The exercise. Records follow. Pull out every line that contains "JSON".

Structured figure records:
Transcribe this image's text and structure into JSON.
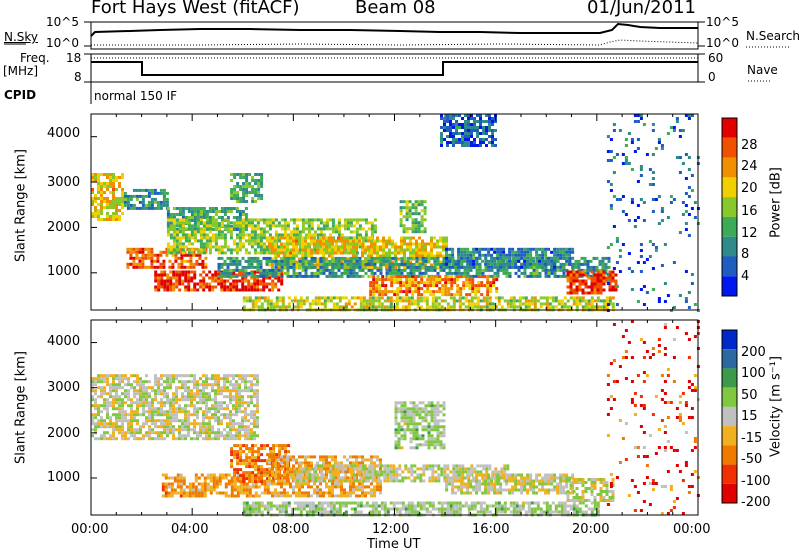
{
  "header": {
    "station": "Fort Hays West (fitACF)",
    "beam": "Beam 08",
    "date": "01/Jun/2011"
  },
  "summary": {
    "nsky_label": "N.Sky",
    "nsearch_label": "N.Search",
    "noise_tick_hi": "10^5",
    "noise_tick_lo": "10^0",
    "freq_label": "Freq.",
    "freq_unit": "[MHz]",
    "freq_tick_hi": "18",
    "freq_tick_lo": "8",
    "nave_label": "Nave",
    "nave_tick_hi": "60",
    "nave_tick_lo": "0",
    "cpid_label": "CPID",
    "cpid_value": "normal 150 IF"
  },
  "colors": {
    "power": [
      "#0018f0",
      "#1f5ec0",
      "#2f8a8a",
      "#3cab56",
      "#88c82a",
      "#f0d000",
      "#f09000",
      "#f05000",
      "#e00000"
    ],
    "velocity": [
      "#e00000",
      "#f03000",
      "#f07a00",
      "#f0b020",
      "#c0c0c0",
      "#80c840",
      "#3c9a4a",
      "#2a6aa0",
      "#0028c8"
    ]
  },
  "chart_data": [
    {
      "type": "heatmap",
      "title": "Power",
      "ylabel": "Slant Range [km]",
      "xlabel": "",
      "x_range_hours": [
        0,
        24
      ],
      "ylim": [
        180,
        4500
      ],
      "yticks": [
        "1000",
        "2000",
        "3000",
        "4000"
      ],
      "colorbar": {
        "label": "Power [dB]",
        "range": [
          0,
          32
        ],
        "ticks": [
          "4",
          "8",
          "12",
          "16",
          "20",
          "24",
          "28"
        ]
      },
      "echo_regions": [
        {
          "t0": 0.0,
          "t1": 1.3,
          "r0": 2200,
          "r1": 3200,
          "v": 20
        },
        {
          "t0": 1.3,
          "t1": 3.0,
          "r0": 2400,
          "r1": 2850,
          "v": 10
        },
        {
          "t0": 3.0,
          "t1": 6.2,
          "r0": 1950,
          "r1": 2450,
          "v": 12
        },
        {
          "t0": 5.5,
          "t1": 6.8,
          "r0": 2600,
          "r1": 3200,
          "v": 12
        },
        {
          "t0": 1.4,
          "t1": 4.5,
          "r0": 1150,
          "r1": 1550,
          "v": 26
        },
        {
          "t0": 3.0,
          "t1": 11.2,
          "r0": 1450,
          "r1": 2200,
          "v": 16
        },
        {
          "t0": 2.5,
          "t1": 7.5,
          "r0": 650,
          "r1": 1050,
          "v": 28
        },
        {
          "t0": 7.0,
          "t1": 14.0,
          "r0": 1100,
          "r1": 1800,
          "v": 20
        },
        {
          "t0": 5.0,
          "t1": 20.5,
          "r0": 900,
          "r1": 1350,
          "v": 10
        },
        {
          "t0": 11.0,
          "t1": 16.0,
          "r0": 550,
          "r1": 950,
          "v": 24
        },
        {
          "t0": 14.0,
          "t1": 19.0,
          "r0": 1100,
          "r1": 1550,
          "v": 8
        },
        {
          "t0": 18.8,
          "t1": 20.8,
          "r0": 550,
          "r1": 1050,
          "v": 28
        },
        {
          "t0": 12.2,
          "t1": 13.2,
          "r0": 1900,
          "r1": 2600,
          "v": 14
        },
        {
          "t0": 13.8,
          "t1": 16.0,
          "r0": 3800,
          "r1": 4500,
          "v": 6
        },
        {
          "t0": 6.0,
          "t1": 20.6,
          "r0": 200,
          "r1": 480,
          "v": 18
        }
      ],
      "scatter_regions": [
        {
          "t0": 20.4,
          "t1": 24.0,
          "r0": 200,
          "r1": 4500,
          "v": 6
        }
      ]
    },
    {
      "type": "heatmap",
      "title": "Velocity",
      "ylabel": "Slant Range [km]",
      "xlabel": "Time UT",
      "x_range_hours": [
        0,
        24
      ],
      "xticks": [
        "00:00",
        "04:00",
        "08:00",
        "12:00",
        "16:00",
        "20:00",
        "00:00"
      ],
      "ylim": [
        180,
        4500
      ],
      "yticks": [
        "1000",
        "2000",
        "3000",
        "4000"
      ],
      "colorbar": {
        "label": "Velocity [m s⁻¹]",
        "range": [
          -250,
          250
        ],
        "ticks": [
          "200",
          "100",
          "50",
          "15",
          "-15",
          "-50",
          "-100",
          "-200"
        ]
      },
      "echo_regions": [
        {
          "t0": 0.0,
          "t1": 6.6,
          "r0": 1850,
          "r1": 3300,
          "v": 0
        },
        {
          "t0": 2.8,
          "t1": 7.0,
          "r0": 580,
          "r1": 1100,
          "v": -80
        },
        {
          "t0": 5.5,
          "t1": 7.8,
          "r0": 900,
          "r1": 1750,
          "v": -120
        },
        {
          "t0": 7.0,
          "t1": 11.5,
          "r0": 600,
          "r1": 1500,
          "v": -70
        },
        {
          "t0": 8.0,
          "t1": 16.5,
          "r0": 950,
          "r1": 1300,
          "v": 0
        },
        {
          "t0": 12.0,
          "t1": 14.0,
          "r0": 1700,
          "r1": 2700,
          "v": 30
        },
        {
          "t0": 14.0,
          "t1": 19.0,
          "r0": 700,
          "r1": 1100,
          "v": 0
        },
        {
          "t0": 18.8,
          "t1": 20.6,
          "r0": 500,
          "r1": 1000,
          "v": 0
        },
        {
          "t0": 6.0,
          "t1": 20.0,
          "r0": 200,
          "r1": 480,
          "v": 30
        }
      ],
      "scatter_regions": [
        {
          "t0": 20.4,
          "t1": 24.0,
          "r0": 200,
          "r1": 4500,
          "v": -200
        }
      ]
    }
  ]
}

---

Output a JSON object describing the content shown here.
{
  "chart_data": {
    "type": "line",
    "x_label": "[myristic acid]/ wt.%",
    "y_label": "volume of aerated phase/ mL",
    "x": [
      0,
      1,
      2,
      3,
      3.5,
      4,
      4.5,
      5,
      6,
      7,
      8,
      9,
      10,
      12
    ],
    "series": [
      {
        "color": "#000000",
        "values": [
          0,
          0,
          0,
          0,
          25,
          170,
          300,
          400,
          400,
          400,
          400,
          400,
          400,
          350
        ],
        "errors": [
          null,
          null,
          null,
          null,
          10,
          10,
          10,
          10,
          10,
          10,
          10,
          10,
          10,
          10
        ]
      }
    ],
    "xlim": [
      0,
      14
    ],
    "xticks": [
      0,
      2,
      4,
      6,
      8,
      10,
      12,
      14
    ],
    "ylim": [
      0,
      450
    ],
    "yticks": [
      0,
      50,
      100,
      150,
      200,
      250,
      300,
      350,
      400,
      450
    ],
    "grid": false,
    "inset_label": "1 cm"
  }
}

Exercise output.
Transcribe this image's text and structure into JSON.
Output a JSON object describing the content shown here.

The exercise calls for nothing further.